● WHAT THE EXERCISE ASKS: Reproduce the records starting at the line that contains "What elements are" and ending at the line that contains "legend-label-train: Train: [462, 37, 484, 48]", substituting "legend-frame" for "legend-box" and leaving everything else unchanged.
[START OF DATA LINES]
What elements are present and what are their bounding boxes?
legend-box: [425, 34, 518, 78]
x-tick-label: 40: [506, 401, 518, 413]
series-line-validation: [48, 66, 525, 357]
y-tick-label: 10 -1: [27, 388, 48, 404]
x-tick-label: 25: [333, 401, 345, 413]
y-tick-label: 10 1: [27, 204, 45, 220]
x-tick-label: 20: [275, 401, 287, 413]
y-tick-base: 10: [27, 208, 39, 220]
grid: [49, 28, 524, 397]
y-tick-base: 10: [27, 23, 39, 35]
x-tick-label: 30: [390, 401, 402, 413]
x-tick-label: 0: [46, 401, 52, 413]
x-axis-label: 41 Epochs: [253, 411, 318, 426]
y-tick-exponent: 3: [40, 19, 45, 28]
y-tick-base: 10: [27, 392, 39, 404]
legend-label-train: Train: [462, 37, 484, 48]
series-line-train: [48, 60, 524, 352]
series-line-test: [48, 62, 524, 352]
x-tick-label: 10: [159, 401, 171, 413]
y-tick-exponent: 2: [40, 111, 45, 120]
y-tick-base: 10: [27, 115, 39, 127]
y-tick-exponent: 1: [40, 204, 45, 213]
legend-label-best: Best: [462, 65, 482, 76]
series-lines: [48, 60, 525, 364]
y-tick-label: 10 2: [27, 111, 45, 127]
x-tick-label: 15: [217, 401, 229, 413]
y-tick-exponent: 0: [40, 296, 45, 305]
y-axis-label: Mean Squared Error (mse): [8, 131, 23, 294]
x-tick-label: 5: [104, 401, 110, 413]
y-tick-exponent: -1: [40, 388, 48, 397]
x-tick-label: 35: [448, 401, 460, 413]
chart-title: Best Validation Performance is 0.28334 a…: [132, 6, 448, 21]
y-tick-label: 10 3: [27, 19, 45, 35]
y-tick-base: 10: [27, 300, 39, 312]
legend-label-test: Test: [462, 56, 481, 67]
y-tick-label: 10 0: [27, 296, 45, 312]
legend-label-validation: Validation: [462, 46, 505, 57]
[END OF DATA LINES]
[START OF DATA LINES]
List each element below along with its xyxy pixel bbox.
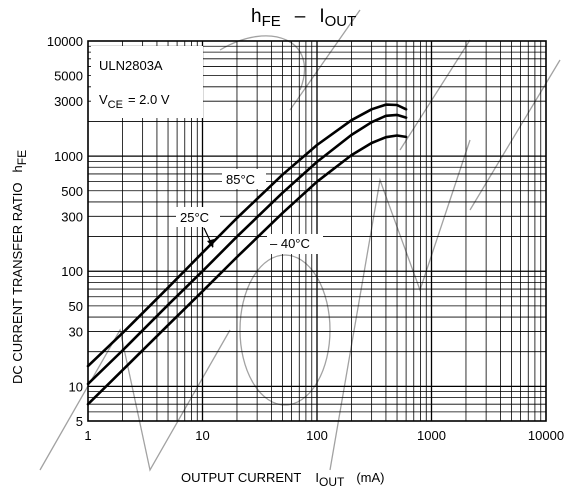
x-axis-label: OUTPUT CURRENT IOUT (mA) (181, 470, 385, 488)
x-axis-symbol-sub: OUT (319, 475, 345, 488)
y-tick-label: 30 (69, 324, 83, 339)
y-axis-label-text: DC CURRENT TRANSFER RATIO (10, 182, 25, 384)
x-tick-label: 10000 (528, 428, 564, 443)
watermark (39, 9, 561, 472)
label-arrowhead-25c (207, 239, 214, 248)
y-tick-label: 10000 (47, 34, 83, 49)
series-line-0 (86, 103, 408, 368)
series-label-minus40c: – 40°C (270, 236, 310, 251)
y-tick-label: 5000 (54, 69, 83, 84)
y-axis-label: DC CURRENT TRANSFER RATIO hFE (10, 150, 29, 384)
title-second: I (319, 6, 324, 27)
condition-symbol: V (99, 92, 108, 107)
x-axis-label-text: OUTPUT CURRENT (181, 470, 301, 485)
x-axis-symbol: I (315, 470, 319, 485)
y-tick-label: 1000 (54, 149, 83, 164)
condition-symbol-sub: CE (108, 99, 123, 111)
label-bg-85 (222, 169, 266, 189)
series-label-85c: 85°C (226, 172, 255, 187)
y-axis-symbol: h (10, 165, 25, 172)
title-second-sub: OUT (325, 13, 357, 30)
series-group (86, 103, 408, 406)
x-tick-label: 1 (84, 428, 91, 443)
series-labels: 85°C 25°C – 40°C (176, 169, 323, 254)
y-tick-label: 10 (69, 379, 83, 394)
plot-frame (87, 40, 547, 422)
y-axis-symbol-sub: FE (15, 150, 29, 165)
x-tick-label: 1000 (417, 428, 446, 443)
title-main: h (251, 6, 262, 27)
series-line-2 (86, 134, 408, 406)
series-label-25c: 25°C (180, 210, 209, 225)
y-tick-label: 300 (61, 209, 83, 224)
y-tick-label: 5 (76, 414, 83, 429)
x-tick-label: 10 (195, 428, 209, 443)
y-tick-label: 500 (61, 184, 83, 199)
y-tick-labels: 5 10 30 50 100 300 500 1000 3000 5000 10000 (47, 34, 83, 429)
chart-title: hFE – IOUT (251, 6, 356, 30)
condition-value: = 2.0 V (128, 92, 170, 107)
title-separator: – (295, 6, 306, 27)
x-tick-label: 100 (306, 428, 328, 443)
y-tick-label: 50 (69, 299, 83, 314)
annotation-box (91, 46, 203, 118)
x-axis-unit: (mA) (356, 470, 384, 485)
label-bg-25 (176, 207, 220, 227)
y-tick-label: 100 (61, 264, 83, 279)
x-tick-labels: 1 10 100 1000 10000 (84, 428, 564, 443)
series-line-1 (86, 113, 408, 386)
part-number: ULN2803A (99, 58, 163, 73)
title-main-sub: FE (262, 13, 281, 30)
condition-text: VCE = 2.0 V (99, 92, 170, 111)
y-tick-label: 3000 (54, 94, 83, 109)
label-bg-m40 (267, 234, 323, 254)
[END OF DATA LINES]
● TASK ANSWER:
What elements are present and what are their bounding boxes?
legend-frame: [425, 34, 518, 78]
x-tick-label: 40: [506, 401, 518, 413]
series-line-validation: [48, 66, 525, 357]
y-tick-label: 10 -1: [27, 388, 48, 404]
x-tick-label: 25: [333, 401, 345, 413]
y-tick-label: 10 1: [27, 204, 45, 220]
x-tick-label: 20: [275, 401, 287, 413]
y-tick-base: 10: [27, 208, 39, 220]
grid: [49, 28, 524, 397]
y-tick-base: 10: [27, 23, 39, 35]
x-tick-label: 30: [390, 401, 402, 413]
x-tick-label: 0: [46, 401, 52, 413]
x-axis-label: 41 Epochs: [253, 411, 318, 426]
y-tick-exponent: 3: [40, 19, 45, 28]
y-tick-base: 10: [27, 392, 39, 404]
legend-label-train: Train: [462, 37, 484, 48]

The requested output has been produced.